— START —

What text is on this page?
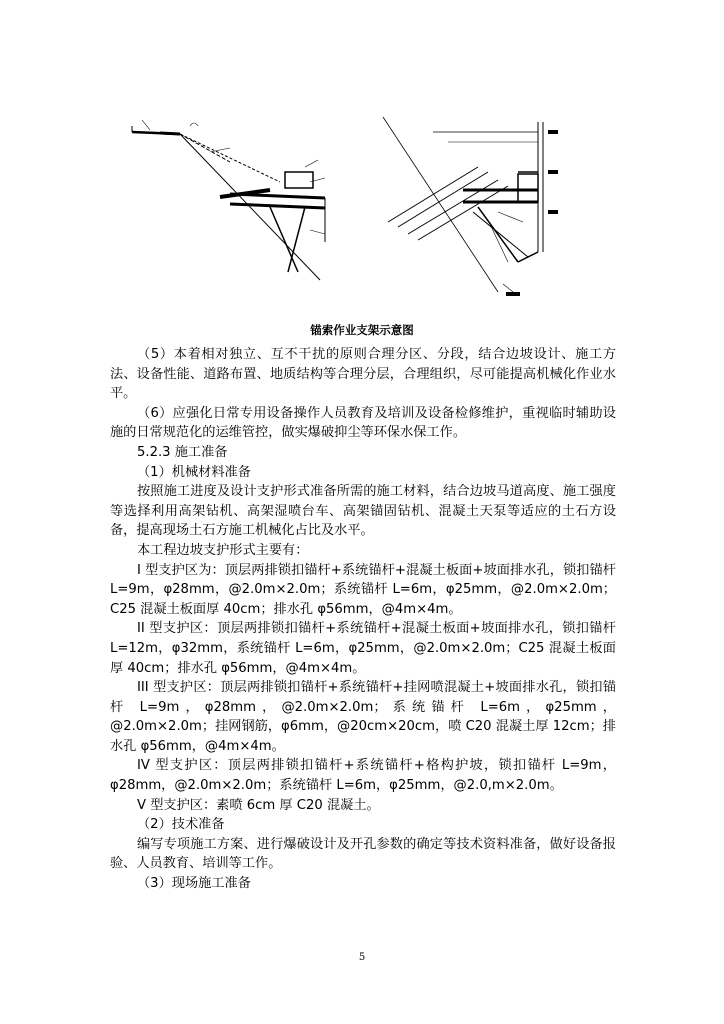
锚索作业支架示意图

（5）本着相对独立、互不干扰的原则合理分区、分段，结合边坡设计、施工方法、设备性能、道路布置、地质结构等合理分层，合理组织，尽可能提高机械化作业水平。

（6）应强化日常专用设备操作人员教育及培训及设备检修维护，重视临时辅助设施的日常规范化的运维管控，做实爆破抑尘等环保水保工作。

5.2.3 施工准备

（1）机械材料准备

按照施工进度及设计支护形式准备所需的施工材料，结合边坡马道高度、施工强度等选择利用高架钻机、高架湿喷台车、高架锚固钻机、混凝土天泵等适应的土石方设备，提高现场土石方施工机械化占比及水平。

本工程边坡支护形式主要有：

I 型支护区为：顶层两排锁扣锚杆+系统锚杆+混凝土板面+坡面排水孔，锁扣锚杆 L=9m，φ28mm，@2.0m×2.0m；系统锚杆 L=6m，φ25mm，@2.0m×2.0m；C25 混凝土板面厚 40cm；排水孔 φ56mm，@4m×4m。

II 型支护区：顶层两排锁扣锚杆+系统锚杆+混凝土板面+坡面排水孔，锁扣锚杆 L=12m，φ32mm，系统锚杆 L=6m，φ25mm，@2.0m×2.0m；C25 混凝土板面厚 40cm；排水孔 φ56mm，@4m×4m。

III 型支护区：顶层两排锁扣锚杆+系统锚杆+挂网喷混凝土+坡面排水孔，锁扣锚杆 L=9m，φ28mm，@2.0m×2.0m；系统锚杆 L=6m，φ25mm，@2.0m×2.0m；挂网钢筋，φ6mm，@20cm×20cm，喷 C20 混凝土厚 12cm；排水孔 φ56mm，@4m×4m。

IV 型支护区：顶层两排锁扣锚杆+系统锚杆+格构护坡，锁扣锚杆 L=9m，φ28mm，@2.0m×2.0m；系统锚杆 L=6m，φ25mm，@2.0,m×2.0m。

V 型支护区：素喷 6cm 厚 C20 混凝土。

（2）技术准备

编写专项施工方案、进行爆破设计及开孔参数的确定等技术资料准备，做好设备报验、人员教育、培训等工作。

（3）现场施工准备

5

— END —

(Task to carry out): Your reply is one number: how many lines of the records above contain the word "混凝土板面".

(The result): 2